Exercise:
Find the string "BCDMS" in the listing and report every line that has it.

[START OF Dataset excerpts]

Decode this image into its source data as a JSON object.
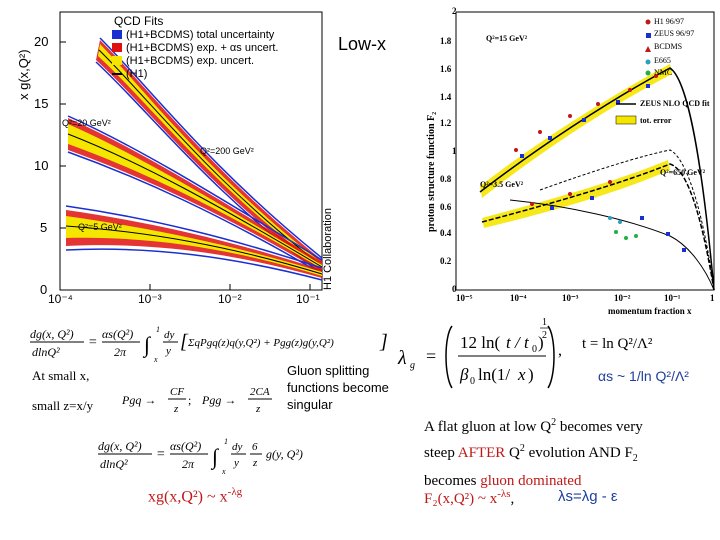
{
  "slide_title": "Low-x",
  "left_plot": {
    "ylabel": "x g(x,Q²)",
    "legend_title": "QCD Fits",
    "legend": [
      {
        "label": "(H1+BCDMS) total uncertainty",
        "color": "#1a2fd0"
      },
      {
        "label": "(H1+BCDMS) exp. + αs uncert.",
        "color": "#e01010"
      },
      {
        "label": "(H1+BCDMS) exp. uncert.",
        "color": "#f5e600"
      },
      {
        "label": "(H1)",
        "color": "#000000"
      }
    ],
    "yticks": [
      "20",
      "15",
      "10",
      "5",
      "0"
    ],
    "xticks": [
      "10⁻⁴",
      "10⁻³",
      "10⁻²",
      "10⁻¹"
    ],
    "curve_labels": [
      "Q²=20 GeV²",
      "Q²=200 GeV²",
      "Q²=5 GeV²"
    ],
    "collab": "H1 Collaboration"
  },
  "right_plot": {
    "ylabel": "proton structure function F₂",
    "xlabel": "momentum fraction x",
    "yticks": [
      "2",
      "1.8",
      "1.6",
      "1.4",
      "1.2",
      "1",
      "0.8",
      "0.6",
      "0.4",
      "0.2",
      "0"
    ],
    "xticks": [
      "10⁻⁵",
      "10⁻⁴",
      "10⁻³",
      "10⁻²",
      "10⁻¹",
      "1"
    ],
    "legend": [
      "H1 96/97",
      "ZEUS 96/97",
      "BCDMS",
      "E665",
      "NMC"
    ],
    "fit_label": "ZEUS NLO QCD fit",
    "err_label": "tot. error",
    "curve_labels": [
      "Q²=15 GeV²",
      "Q²=650 GeV²",
      "Q²=3.5 GeV²"
    ]
  },
  "text": {
    "at_small_x": "At small x,",
    "small_z": "small z=x/y",
    "gluon_splitting": "Gluon splitting functions become singular",
    "t_def": "t = ln Q²/Λ²",
    "alpha_s": "αs ~ 1/ln Q²/Λ²",
    "comma": ",",
    "flat_gluon_1": "A flat gluon at low Q",
    "flat_gluon_sup1": "2",
    "flat_gluon_2": " becomes very",
    "steep_1": "steep ",
    "steep_after": "AFTER",
    "steep_2": " Q",
    "steep_sup": "2",
    "steep_3": " evolution AND F",
    "steep_sub": "2",
    "becomes_1": "becomes ",
    "becomes_gluon": "gluon dominated",
    "xg_formula": "xg(x,Q²) ~ x",
    "xg_exp": "-λg",
    "f2_formula": "F₂(x,Q²) ~ x",
    "f2_exp": "-λs",
    "f2_comma": ",",
    "lambda_rel": "λs=λg - ε"
  },
  "equations": {
    "dglap_g": "dg(x,Q²)/dlnQ² = αs(Q²)/2π ∫ₓ¹ dy/y [Σq Pgq(z)q(y,Q²) + Pgg(z)g(y,Q²)]",
    "pgq": "Pgq → CF/z",
    "pgg": "Pgg → 2CA/z",
    "dglap_small": "dg(x,Q²)/dlnQ² = αs(Q²)/2π ∫ₓ¹ dy/y 6/z g(y,Q²)",
    "lambda_g": "λg = [12 ln(t/t₀) / β₀ ln(1/x)]^(1/2)"
  }
}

[END OF Dataset excerpts]

Correct result:
        "label": "(H1+BCDMS) total uncertainty",
        "label": "(H1+BCDMS) exp. + αs uncert.",
        "label": "(H1+BCDMS) exp. uncert.",
      "BCDMS",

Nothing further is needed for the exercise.